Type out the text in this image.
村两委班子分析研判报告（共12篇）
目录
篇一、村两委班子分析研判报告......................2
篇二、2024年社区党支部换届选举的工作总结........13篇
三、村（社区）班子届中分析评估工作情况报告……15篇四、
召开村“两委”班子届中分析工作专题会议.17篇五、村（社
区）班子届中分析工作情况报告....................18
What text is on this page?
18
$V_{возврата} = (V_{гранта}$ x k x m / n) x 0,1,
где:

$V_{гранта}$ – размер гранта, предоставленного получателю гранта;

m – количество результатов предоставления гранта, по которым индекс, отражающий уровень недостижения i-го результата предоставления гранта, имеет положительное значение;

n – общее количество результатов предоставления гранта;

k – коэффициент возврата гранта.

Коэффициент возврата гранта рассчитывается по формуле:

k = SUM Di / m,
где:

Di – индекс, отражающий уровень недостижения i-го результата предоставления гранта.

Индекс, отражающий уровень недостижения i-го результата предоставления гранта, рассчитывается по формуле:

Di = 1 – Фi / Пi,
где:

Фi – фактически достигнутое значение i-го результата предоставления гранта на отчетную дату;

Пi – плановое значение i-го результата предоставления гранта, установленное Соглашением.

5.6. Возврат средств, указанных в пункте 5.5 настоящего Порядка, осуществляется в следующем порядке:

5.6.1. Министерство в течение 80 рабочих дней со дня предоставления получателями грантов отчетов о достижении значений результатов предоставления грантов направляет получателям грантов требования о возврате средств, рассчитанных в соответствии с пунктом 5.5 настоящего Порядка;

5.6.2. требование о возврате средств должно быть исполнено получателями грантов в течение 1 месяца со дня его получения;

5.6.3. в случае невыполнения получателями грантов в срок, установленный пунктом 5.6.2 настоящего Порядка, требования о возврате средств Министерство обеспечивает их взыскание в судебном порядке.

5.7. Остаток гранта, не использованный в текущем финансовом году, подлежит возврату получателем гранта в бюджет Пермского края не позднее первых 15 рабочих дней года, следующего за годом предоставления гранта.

________

GOAL OF THE EXERCISE.
Exactly reproduce the material above.

SOLUTION.
Type out the text in this image.
村两委班子分析研判报告（共12篇）
目录
篇一、村两委班子分析研判报告......................2
篇二、2024年社区党支部换届选举的工作总结........13篇
三、村（社区）班子届中分析评估工作情况报告……15篇四、
召开村“两委”班子届中分析工作专题会议.17篇五、村（社
区）班子届中分析工作情况报告....................18
What text is on this page?
18
$V_{возврата} = (V_{гранта}$ x k x m / n) x 0,1,
где:

$V_{гранта}$ – размер гранта, предоставленного получателю гранта;

m – количество результатов предоставления гранта, по которым индекс, отражающий уровень недостижения i-го результата предоставления гранта, имеет положительное значение;

n – общее количество результатов предоставления гранта;

k – коэффициент возврата гранта.

Коэффициент возврата гранта рассчитывается по формуле:

k = SUM Di / m,
где:

Di – индекс, отражающий уровень недостижения i-го результата предоставления гранта.

Индекс, отражающий уровень недостижения i-го результата предоставления гранта, рассчитывается по формуле:

Di = 1 – Фi / Пi,
где:

Фi – фактически достигнутое значение i-го результата предоставления гранта на отчетную дату;

Пi – плановое значение i-го результата предоставления гранта, установленное Соглашением.

5.6. Возврат средств, указанных в пункте 5.5 настоящего Порядка, осуществляется в следующем порядке:

5.6.1. Министерство в течение 80 рабочих дней со дня предоставления получателями грантов отчетов о достижении значений результатов предоставления грантов направляет получателям грантов требования о возврате средств, рассчитанных в соответствии с пунктом 5.5 настоящего Порядка;

5.6.2. требование о возврате средств должно быть исполнено получателями грантов в течение 1 месяца со дня его получения;

5.6.3. в случае невыполнения получателями грантов в срок, установленный пунктом 5.6.2 настоящего Порядка, требования о возврате средств Министерство обеспечивает их взыскание в судебном порядке.

5.7. Остаток гранта, не использованный в текущем финансовом году, подлежит возврату получателем гранта в бюджет Пермского края не позднее первых 15 рабочих дней года, следующего за годом предоставления гранта.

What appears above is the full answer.